- [DIRECTIVE] Give only the number of lines below that contain the word "calm".
[START OF GIVEN INFORMATION]
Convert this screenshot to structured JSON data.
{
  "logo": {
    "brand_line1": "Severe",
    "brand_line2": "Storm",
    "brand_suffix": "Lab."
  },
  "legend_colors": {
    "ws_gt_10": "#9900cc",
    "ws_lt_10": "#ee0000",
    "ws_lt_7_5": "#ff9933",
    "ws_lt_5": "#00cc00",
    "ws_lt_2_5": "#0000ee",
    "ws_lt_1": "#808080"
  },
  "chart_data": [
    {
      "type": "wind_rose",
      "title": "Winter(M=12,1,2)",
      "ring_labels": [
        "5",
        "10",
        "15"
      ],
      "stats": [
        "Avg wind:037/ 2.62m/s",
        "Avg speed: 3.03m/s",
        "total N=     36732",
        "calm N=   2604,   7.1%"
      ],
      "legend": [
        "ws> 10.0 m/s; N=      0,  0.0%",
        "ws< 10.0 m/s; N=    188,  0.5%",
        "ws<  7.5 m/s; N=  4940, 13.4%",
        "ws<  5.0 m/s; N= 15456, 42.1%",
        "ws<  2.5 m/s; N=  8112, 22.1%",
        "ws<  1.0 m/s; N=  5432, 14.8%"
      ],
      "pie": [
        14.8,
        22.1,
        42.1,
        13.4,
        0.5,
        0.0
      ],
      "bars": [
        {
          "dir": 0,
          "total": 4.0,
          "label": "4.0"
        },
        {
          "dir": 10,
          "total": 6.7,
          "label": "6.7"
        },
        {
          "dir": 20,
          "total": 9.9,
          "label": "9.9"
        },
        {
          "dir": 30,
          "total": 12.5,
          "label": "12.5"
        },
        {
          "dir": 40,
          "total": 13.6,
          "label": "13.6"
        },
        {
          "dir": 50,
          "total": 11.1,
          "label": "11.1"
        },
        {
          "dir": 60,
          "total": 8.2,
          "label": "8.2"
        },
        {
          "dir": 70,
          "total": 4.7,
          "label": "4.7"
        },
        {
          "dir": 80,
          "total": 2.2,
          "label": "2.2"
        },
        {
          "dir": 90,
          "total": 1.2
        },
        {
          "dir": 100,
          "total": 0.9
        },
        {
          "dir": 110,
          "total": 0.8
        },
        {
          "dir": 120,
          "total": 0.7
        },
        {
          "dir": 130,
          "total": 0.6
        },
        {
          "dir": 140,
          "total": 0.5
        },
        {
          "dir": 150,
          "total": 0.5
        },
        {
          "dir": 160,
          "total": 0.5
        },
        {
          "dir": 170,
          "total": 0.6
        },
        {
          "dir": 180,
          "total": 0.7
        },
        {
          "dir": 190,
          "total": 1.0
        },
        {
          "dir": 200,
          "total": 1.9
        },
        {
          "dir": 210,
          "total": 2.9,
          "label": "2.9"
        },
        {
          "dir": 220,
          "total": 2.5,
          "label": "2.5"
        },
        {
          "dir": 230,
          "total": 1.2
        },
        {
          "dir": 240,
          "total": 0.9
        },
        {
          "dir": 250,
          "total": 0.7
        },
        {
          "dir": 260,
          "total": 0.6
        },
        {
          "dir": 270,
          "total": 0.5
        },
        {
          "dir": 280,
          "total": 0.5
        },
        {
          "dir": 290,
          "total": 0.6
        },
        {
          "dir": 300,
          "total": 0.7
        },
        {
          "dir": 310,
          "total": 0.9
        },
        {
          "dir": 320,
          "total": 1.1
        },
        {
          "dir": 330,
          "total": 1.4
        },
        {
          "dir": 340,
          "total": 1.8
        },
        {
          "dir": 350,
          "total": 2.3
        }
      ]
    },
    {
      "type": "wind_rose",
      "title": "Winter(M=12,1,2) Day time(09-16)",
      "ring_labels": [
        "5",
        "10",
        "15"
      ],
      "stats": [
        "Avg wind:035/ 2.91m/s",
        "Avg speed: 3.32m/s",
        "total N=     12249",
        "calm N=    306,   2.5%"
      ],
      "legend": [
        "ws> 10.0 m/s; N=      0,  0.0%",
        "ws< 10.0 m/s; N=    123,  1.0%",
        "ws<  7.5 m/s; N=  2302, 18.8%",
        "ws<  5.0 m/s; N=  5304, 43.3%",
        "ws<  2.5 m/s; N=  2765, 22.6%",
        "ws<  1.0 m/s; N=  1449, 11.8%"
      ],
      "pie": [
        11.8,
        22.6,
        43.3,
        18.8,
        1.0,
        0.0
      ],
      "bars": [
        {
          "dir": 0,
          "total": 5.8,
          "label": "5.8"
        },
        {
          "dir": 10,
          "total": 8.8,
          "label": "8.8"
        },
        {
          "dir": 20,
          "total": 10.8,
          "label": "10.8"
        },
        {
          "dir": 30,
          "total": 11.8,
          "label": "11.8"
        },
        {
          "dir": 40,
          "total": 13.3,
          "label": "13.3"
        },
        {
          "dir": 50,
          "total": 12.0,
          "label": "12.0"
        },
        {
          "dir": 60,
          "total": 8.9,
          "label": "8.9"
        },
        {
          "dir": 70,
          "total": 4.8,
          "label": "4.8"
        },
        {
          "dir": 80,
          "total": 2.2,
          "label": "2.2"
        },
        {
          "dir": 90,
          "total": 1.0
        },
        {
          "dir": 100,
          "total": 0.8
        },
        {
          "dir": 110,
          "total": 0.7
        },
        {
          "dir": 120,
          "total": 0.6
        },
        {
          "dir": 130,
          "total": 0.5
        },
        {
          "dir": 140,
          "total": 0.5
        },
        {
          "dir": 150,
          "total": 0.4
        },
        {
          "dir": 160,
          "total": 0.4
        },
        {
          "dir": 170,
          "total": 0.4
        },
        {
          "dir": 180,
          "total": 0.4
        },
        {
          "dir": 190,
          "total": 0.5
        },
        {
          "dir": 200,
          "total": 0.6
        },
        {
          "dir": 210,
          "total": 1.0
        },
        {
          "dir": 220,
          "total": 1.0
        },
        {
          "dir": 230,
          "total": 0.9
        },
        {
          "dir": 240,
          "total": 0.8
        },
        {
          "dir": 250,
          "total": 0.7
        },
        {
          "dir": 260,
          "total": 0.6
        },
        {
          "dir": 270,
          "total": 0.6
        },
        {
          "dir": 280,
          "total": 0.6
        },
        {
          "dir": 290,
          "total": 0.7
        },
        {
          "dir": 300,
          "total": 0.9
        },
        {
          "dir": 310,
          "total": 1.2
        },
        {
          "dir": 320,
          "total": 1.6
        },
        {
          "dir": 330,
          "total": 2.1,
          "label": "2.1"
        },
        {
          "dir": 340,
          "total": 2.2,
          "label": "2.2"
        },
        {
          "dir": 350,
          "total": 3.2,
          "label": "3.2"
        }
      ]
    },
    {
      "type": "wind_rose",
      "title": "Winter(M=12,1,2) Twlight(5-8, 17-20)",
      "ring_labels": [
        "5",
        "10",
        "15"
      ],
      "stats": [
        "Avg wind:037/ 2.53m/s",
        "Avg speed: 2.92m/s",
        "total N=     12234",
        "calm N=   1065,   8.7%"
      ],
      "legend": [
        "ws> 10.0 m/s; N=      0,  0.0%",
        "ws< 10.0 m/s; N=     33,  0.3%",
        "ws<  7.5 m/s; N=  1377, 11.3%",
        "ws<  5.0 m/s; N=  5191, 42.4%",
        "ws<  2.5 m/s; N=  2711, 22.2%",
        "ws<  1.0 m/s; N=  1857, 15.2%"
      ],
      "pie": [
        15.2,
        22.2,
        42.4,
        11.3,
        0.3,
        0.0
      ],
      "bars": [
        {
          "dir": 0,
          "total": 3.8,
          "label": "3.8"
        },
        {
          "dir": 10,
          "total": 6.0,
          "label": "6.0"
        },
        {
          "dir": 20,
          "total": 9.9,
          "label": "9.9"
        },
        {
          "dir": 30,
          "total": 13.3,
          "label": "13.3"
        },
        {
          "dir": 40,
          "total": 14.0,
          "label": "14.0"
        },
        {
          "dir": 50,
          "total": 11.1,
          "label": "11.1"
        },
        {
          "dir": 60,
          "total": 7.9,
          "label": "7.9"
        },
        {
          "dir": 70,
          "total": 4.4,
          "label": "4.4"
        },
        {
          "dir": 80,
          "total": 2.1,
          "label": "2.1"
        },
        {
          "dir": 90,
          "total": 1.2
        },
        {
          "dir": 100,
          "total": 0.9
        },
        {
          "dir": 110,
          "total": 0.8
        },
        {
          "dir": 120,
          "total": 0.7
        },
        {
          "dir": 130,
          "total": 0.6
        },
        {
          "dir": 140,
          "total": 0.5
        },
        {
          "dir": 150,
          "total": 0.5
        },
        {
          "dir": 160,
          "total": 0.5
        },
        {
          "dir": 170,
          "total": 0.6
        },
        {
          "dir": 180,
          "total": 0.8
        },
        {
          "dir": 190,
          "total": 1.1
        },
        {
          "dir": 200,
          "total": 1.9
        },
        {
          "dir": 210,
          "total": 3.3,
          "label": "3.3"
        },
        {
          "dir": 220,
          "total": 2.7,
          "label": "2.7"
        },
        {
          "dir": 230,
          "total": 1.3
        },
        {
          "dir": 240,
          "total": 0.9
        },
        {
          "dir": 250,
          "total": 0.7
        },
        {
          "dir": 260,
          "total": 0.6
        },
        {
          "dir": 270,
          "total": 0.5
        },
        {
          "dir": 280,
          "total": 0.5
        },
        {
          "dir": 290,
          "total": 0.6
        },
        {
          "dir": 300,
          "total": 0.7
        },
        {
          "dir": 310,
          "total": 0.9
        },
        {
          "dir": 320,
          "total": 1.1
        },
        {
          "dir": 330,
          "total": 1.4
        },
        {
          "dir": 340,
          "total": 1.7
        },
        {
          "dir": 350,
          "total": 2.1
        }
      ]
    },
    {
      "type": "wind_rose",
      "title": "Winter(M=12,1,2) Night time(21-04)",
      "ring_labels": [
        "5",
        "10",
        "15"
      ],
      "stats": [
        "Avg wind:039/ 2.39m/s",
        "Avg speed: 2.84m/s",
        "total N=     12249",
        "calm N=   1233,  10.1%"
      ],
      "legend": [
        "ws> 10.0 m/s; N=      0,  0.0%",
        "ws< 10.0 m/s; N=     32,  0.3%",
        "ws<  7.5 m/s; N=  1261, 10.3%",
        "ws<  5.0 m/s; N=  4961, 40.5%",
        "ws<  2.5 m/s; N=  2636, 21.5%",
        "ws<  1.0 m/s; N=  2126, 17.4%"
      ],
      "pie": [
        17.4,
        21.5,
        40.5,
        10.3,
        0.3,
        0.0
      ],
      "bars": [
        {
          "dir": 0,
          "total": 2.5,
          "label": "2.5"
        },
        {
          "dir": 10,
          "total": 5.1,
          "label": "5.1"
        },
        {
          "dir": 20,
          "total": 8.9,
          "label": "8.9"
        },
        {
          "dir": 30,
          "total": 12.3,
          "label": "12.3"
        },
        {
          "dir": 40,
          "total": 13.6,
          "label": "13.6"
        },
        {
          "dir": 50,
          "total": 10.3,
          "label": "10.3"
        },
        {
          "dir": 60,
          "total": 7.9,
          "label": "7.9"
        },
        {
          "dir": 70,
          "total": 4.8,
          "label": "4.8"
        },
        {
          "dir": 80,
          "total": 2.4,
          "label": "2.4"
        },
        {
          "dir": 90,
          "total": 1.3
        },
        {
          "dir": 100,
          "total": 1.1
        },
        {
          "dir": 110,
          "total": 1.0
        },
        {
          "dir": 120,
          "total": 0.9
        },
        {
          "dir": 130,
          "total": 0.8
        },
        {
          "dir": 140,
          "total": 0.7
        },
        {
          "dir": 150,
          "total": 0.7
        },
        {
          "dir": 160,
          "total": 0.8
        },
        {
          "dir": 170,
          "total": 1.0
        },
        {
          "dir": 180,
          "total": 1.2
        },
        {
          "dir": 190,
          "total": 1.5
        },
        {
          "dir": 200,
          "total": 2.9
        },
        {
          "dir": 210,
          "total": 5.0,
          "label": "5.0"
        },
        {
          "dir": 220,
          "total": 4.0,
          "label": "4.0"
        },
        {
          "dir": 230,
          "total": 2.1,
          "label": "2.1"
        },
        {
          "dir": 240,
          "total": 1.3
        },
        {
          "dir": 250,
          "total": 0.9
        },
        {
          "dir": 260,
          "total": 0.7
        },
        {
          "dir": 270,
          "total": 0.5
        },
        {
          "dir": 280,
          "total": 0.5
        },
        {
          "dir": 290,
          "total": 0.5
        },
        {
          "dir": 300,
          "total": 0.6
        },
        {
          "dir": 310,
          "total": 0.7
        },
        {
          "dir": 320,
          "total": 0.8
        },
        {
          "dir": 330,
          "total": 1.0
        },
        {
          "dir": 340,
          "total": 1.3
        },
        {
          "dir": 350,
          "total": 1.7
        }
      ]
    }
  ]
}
[END OF GIVEN INFORMATION]
- [WRITTEN REPLY] 4